**Required work**.
Copy out the data below verbatim.

**Provided data**.
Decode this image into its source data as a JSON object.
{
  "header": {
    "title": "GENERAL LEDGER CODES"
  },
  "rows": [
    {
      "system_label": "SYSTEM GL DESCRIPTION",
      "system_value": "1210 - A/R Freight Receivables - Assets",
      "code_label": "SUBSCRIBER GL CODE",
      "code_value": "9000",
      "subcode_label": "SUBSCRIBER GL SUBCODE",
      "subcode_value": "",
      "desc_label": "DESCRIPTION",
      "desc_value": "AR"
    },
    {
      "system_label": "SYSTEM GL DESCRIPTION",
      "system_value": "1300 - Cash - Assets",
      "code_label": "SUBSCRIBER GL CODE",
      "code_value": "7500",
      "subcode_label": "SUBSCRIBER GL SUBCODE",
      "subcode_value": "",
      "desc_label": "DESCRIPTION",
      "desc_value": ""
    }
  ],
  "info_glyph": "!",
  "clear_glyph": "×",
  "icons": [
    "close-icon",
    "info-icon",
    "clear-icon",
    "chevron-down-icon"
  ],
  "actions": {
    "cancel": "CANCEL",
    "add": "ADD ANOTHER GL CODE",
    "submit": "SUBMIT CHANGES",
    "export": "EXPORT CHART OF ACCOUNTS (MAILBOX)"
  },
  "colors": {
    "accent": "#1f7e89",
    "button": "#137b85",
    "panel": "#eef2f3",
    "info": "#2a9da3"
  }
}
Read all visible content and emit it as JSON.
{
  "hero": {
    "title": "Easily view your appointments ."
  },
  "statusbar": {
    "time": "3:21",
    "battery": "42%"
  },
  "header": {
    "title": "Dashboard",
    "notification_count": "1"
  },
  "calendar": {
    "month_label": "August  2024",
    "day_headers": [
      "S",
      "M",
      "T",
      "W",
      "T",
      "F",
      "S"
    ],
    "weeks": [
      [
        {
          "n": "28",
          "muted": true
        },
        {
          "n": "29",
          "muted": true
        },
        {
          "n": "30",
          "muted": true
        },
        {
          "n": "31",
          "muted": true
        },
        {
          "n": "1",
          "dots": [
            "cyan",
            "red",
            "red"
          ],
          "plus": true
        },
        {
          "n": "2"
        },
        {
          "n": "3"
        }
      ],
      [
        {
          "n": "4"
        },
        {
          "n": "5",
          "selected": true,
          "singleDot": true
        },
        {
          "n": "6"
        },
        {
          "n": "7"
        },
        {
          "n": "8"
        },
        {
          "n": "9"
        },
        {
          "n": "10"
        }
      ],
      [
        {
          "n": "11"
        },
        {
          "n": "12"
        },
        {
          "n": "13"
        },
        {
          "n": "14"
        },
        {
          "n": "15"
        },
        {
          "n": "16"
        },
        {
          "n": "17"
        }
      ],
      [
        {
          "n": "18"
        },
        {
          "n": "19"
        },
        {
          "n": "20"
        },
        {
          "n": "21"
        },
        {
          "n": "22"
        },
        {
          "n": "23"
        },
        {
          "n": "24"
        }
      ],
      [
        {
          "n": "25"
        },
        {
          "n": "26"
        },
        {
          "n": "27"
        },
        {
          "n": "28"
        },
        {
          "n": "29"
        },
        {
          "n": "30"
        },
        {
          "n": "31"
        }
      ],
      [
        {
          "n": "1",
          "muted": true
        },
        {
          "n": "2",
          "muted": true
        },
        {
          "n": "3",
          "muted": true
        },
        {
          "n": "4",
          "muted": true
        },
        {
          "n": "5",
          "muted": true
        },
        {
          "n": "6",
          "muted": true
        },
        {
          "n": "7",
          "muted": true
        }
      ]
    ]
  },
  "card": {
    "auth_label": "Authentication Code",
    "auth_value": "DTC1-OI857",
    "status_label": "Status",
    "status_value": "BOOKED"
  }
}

**Response**.
Decode this image into its source data as a JSON object.
{
  "header": {
    "title": "GENERAL LEDGER CODES"
  },
  "rows": [
    {
      "system_label": "SYSTEM GL DESCRIPTION",
      "system_value": "1210 - A/R Freight Receivables - Assets",
      "code_label": "SUBSCRIBER GL CODE",
      "code_value": "9000",
      "subcode_label": "SUBSCRIBER GL SUBCODE",
      "subcode_value": "",
      "desc_label": "DESCRIPTION",
      "desc_value": "AR"
    },
    {
      "system_label": "SYSTEM GL DESCRIPTION",
      "system_value": "1300 - Cash - Assets",
      "code_label": "SUBSCRIBER GL CODE",
      "code_value": "7500",
      "subcode_label": "SUBSCRIBER GL SUBCODE",
      "subcode_value": "",
      "desc_label": "DESCRIPTION",
      "desc_value": ""
    }
  ],
  "info_glyph": "!",
  "clear_glyph": "×",
  "icons": [
    "close-icon",
    "info-icon",
    "clear-icon",
    "chevron-down-icon"
  ],
  "actions": {
    "cancel": "CANCEL",
    "add": "ADD ANOTHER GL CODE",
    "submit": "SUBMIT CHANGES",
    "export": "EXPORT CHART OF ACCOUNTS (MAILBOX)"
  },
  "colors": {
    "accent": "#1f7e89",
    "button": "#137b85",
    "panel": "#eef2f3",
    "info": "#2a9da3"
  }
}
Read all visible content and emit it as JSON.
{
  "hero": {
    "title": "Easily view your appointments ."
  },
  "statusbar": {
    "time": "3:21",
    "battery": "42%"
  },
  "header": {
    "title": "Dashboard",
    "notification_count": "1"
  },
  "calendar": {
    "month_label": "August  2024",
    "day_headers": [
      "S",
      "M",
      "T",
      "W",
      "T",
      "F",
      "S"
    ],
    "weeks": [
      [
        {
          "n": "28",
          "muted": true
        },
        {
          "n": "29",
          "muted": true
        },
        {
          "n": "30",
          "muted": true
        },
        {
          "n": "31",
          "muted": true
        },
        {
          "n": "1",
          "dots": [
            "cyan",
            "red",
            "red"
          ],
          "plus": true
        },
        {
          "n": "2"
        },
        {
          "n": "3"
        }
      ],
      [
        {
          "n": "4"
        },
        {
          "n": "5",
          "selected": true,
          "singleDot": true
        },
        {
          "n": "6"
        },
        {
          "n": "7"
        },
        {
          "n": "8"
        },
        {
          "n": "9"
        },
        {
          "n": "10"
        }
      ],
      [
        {
          "n": "11"
        },
        {
          "n": "12"
        },
        {
          "n": "13"
        },
        {
          "n": "14"
        },
        {
          "n": "15"
        },
        {
          "n": "16"
        },
        {
          "n": "17"
        }
      ],
      [
        {
          "n": "18"
        },
        {
          "n": "19"
        },
        {
          "n": "20"
        },
        {
          "n": "21"
        },
        {
          "n": "22"
        },
        {
          "n": "23"
        },
        {
          "n": "24"
        }
      ],
      [
        {
          "n": "25"
        },
        {
          "n": "26"
        },
        {
          "n": "27"
        },
        {
          "n": "28"
        },
        {
          "n": "29"
        },
        {
          "n": "30"
        },
        {
          "n": "31"
        }
      ],
      [
        {
          "n": "1",
          "muted": true
        },
        {
          "n": "2",
          "muted": true
        },
        {
          "n": "3",
          "muted": true
        },
        {
          "n": "4",
          "muted": true
        },
        {
          "n": "5",
          "muted": true
        },
        {
          "n": "6",
          "muted": true
        },
        {
          "n": "7",
          "muted": true
        }
      ]
    ]
  },
  "card": {
    "auth_label": "Authentication Code",
    "auth_value": "DTC1-OI857",
    "status_label": "Status",
    "status_value": "BOOKED"
  }
}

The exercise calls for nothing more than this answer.